(Rows from a figure dataset)
_ _ _
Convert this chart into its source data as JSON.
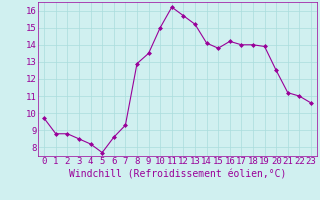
{
  "x": [
    0,
    1,
    2,
    3,
    4,
    5,
    6,
    7,
    8,
    9,
    10,
    11,
    12,
    13,
    14,
    15,
    16,
    17,
    18,
    19,
    20,
    21,
    22,
    23
  ],
  "y": [
    9.7,
    8.8,
    8.8,
    8.5,
    8.2,
    7.7,
    8.6,
    9.3,
    12.9,
    13.5,
    15.0,
    16.2,
    15.7,
    15.2,
    14.1,
    13.8,
    14.2,
    14.0,
    14.0,
    13.9,
    12.5,
    11.2,
    11.0,
    10.6
  ],
  "line_color": "#990099",
  "marker": "D",
  "marker_size": 2,
  "bg_color": "#d0f0f0",
  "grid_color": "#aadddd",
  "xlabel": "Windchill (Refroidissement éolien,°C)",
  "xlabel_fontsize": 7,
  "tick_fontsize": 6.5,
  "ylim": [
    7.5,
    16.5
  ],
  "xlim": [
    -0.5,
    23.5
  ],
  "yticks": [
    8,
    9,
    10,
    11,
    12,
    13,
    14,
    15,
    16
  ],
  "xticks": [
    0,
    1,
    2,
    3,
    4,
    5,
    6,
    7,
    8,
    9,
    10,
    11,
    12,
    13,
    14,
    15,
    16,
    17,
    18,
    19,
    20,
    21,
    22,
    23
  ]
}
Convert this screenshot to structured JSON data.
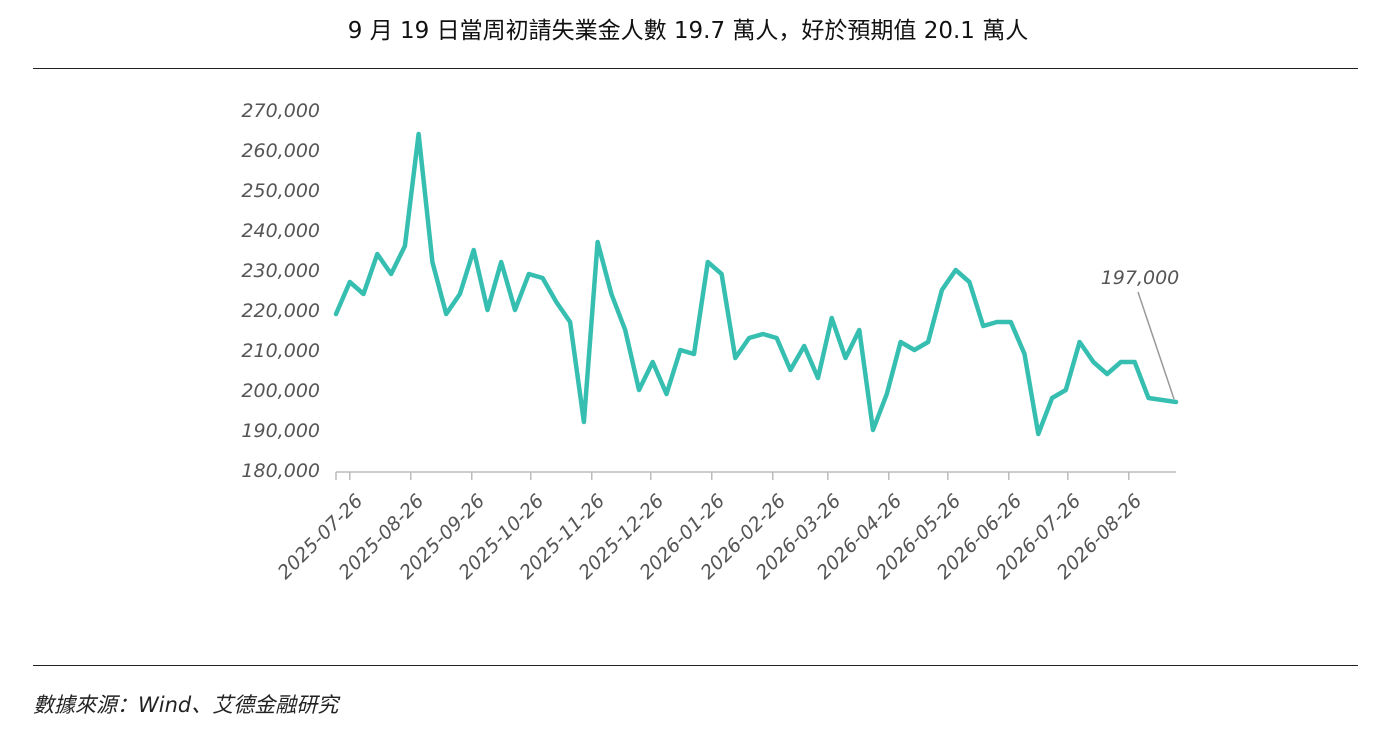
{
  "page": {
    "title": "9 月 19 日當周初請失業金人數 19.7 萬人，好於預期值 20.1 萬人",
    "source": "數據來源：Wind、艾德金融研究"
  },
  "colors": {
    "line": "#36bfb1",
    "axis": "#bbbbbb",
    "tick_text": "#555555",
    "annotation_leader": "#999999"
  },
  "chart_data": {
    "type": "line",
    "title": "9 月 19 日當周初請失業金人數 19.7 萬人，好於預期值 20.1 萬人",
    "xlabel": "",
    "ylabel": "",
    "ylim": [
      180000,
      270000
    ],
    "y_ticks": [
      180000,
      190000,
      200000,
      210000,
      220000,
      230000,
      240000,
      250000,
      260000,
      270000
    ],
    "y_tick_labels": [
      "180,000",
      "190,000",
      "200,000",
      "210,000",
      "220,000",
      "230,000",
      "240,000",
      "250,000",
      "260,000",
      "270,000"
    ],
    "x_start": "2025-07-19",
    "x_end": "2026-09-19",
    "x_ticks": [
      "2025-07-26",
      "2025-08-26",
      "2025-09-26",
      "2025-10-26",
      "2025-11-26",
      "2025-12-26",
      "2026-01-26",
      "2026-02-26",
      "2026-03-26",
      "2026-04-26",
      "2026-05-26",
      "2026-06-26",
      "2026-07-26",
      "2026-08-26"
    ],
    "grid": false,
    "legend": "none",
    "series": [
      {
        "x": [
          "2025-07-19",
          "2025-07-26",
          "2025-08-02",
          "2025-08-09",
          "2025-08-16",
          "2025-08-23",
          "2025-08-30",
          "2025-09-06",
          "2025-09-13",
          "2025-09-20",
          "2025-09-27",
          "2025-10-04",
          "2025-10-11",
          "2025-10-18",
          "2025-10-25",
          "2025-11-01",
          "2025-11-08",
          "2025-11-15",
          "2025-11-22",
          "2025-11-29",
          "2025-12-06",
          "2025-12-13",
          "2025-12-20",
          "2025-12-27",
          "2026-01-03",
          "2026-01-10",
          "2026-01-17",
          "2026-01-24",
          "2026-01-31",
          "2026-02-07",
          "2026-02-14",
          "2026-02-21",
          "2026-02-28",
          "2026-03-07",
          "2026-03-14",
          "2026-03-21",
          "2026-03-28",
          "2026-04-04",
          "2026-04-11",
          "2026-04-18",
          "2026-04-25",
          "2026-05-02",
          "2026-05-09",
          "2026-05-16",
          "2026-05-23",
          "2026-05-30",
          "2026-06-06",
          "2026-06-13",
          "2026-06-20",
          "2026-06-27",
          "2026-07-04",
          "2026-07-11",
          "2026-07-18",
          "2026-07-25",
          "2026-08-01",
          "2026-08-08",
          "2026-08-15",
          "2026-08-22",
          "2026-08-29",
          "2026-09-05",
          "2026-09-12",
          "2026-09-19"
        ],
        "values": [
          219000,
          227000,
          224000,
          234000,
          229000,
          236000,
          264000,
          232000,
          219000,
          224000,
          235000,
          220000,
          232000,
          220000,
          229000,
          228000,
          222000,
          217000,
          192000,
          237000,
          224000,
          215000,
          200000,
          207000,
          199000,
          210000,
          209000,
          232000,
          229000,
          208000,
          213000,
          214000,
          213000,
          205000,
          211000,
          203000,
          218000,
          208000,
          215000,
          190000,
          199000,
          212000,
          210000,
          212000,
          225000,
          230000,
          227000,
          216000,
          217000,
          217000,
          209000,
          189000,
          198000,
          200000,
          212000,
          207000,
          204000,
          207000,
          207000,
          198000,
          197500,
          197000
        ]
      }
    ],
    "annotations": [
      {
        "text": "197,000",
        "x": "2026-09-19",
        "y": 197000
      }
    ]
  }
}
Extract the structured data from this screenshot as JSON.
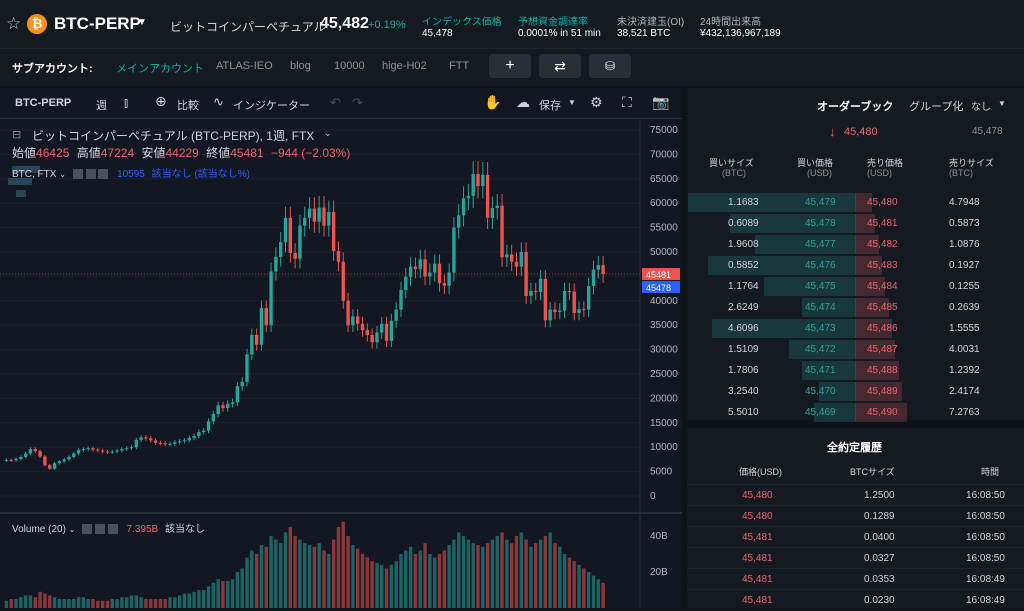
_ _ _
◆ **Your instructions**: Omit each picture, then return all of the listing exactly as it stands.

◆ **The answer**:
Convert this chart into its source data as JSON.
{
  "x": [
    0,
    1,
    2,
    3,
    4,
    5,
    6,
    7,
    8,
    9,
    10,
    11,
    12,
    13,
    14,
    15,
    16,
    17,
    18,
    19,
    20,
    21,
    22,
    23
  ],
  "y": [
    9.7,
    8.8,
    8.8,
    8.5,
    8.2,
    7.7,
    8.6,
    9.3,
    12.9,
    13.5,
    15.0,
    16.2,
    15.7,
    15.2,
    14.1,
    13.8,
    14.2,
    14.0,
    14.0,
    13.9,
    12.5,
    11.2,
    11.0,
    10.6
  ],
  "line_color": "#990099",
  "marker": "D",
  "marker_size": 2,
  "bg_color": "#d0f0f0",
  "grid_color": "#aadddd",
  "xlabel": "Windchill (Refroidissement éolien,°C)",
  "xlabel_fontsize": 7,
  "tick_fontsize": 6.5,
  "ylim": [
    7.5,
    16.5
  ],
  "xlim": [
    -0.5,
    23.5
  ],
  "yticks": [
    8,
    9,
    10,
    11,
    12,
    13,
    14,
    15,
    16
  ],
  "xticks": [
    0,
    1,
    2,
    3,
    4,
    5,
    6,
    7,
    8,
    9,
    10,
    11,
    12,
    13,
    14,
    15,
    16,
    17,
    18,
    19,
    20,
    21,
    22,
    23
  ]
}
Convert this screenshot to structured JSON data.
{
  "page": {
    "title": "9 月 19 日當周初請失業金人數 19.7 萬人，好於預期值 20.1 萬人",
    "source": "數據來源：Wind、艾德金融研究"
  },
  "colors": {
    "line": "#36bfb1",
    "axis": "#bbbbbb",
    "tick_text": "#555555",
    "annotation_leader": "#999999"
  },
  "chart_data": {
    "type": "line",
    "title": "9 月 19 日當周初請失業金人數 19.7 萬人，好於預期值 20.1 萬人",
    "xlabel": "",
    "ylabel": "",
    "ylim": [
      180000,
      270000
    ],
    "y_ticks": [
      180000,
      190000,
      200000,
      210000,
      220000,
      230000,
      240000,
      250000,
      260000,
      270000
    ],
    "y_tick_labels": [
      "180,000",
      "190,000",
      "200,000",
      "210,000",
      "220,000",
      "230,000",
      "240,000",
      "250,000",
      "260,000",
      "270,000"
    ],
    "x_start": "2025-07-19",
    "x_end": "2026-09-19",
    "x_ticks": [
      "2025-07-26",
      "2025-08-26",
      "2025-09-26",
      "2025-10-26",
      "2025-11-26",
      "2025-12-26",
      "2026-01-26",
      "2026-02-26",
      "2026-03-26",
      "2026-04-26",
      "2026-05-26",
      "2026-06-26",
      "2026-07-26",
      "2026-08-26"
    ],
    "grid": false,
    "legend": "none",
    "series": [
      {
        "x": [
          "2025-07-19",
          "2025-07-26",
          "2025-08-02",
          "2025-08-09",
          "2025-08-16",
          "2025-08-23",
          "2025-08-30",
          "2025-09-06",
          "2025-09-13",
          "2025-09-20",
          "2025-09-27",
          "2025-10-04",
          "2025-10-11",
          "2025-10-18",
          "2025-10-25",
          "2025-11-01",
          "2025-11-08",
          "2025-11-15",
          "2025-11-22",
          "2025-11-29",
          "2025-12-06",
          "2025-12-13",
          "2025-12-20",
          "2025-12-27",
          "2026-01-03",
          "2026-01-10",
          "2026-01-17",
          "2026-01-24",
          "2026-01-31",
          "2026-02-07",
          "2026-02-14",
          "2026-02-21",
          "2026-02-28",
          "2026-03-07",
          "2026-03-14",
          "2026-03-21",
          "2026-03-28",
          "2026-04-04",
          "2026-04-11",
          "2026-04-18",
          "2026-04-25",
          "2026-05-02",
          "2026-05-09",
          "2026-05-16",
          "2026-05-23",
          "2026-05-30",
          "2026-06-06",
          "2026-06-13",
          "2026-06-20",
          "2026-06-27",
          "2026-07-04",
          "2026-07-11",
          "2026-07-18",
          "2026-07-25",
          "2026-08-01",
          "2026-08-08",
          "2026-08-15",
          "2026-08-22",
          "2026-08-29",
          "2026-09-05",
          "2026-09-12",
          "2026-09-19"
        ],
        "values": [
          219000,
          227000,
          224000,
          234000,
          229000,
          236000,
          264000,
          232000,
          219000,
          224000,
          235000,
          220000,
          232000,
          220000,
          229000,
          228000,
          222000,
          217000,
          192000,
          237000,
          224000,
          215000,
          200000,
          207000,
          199000,
          210000,
          209000,
          232000,
          229000,
          208000,
          213000,
          214000,
          213000,
          205000,
          211000,
          203000,
          218000,
          208000,
          215000,
          190000,
          199000,
          212000,
          210000,
          212000,
          225000,
          230000,
          227000,
          216000,
          217000,
          217000,
          209000,
          189000,
          198000,
          200000,
          212000,
          207000,
          204000,
          207000,
          207000,
          198000,
          197500,
          197000
        ]
      }
    ],
    "annotations": [
      {
        "text": "197,000",
        "x": "2026-09-19",
        "y": 197000
      }
    ]
  }
}
Extract the structured data from this screenshot as JSON.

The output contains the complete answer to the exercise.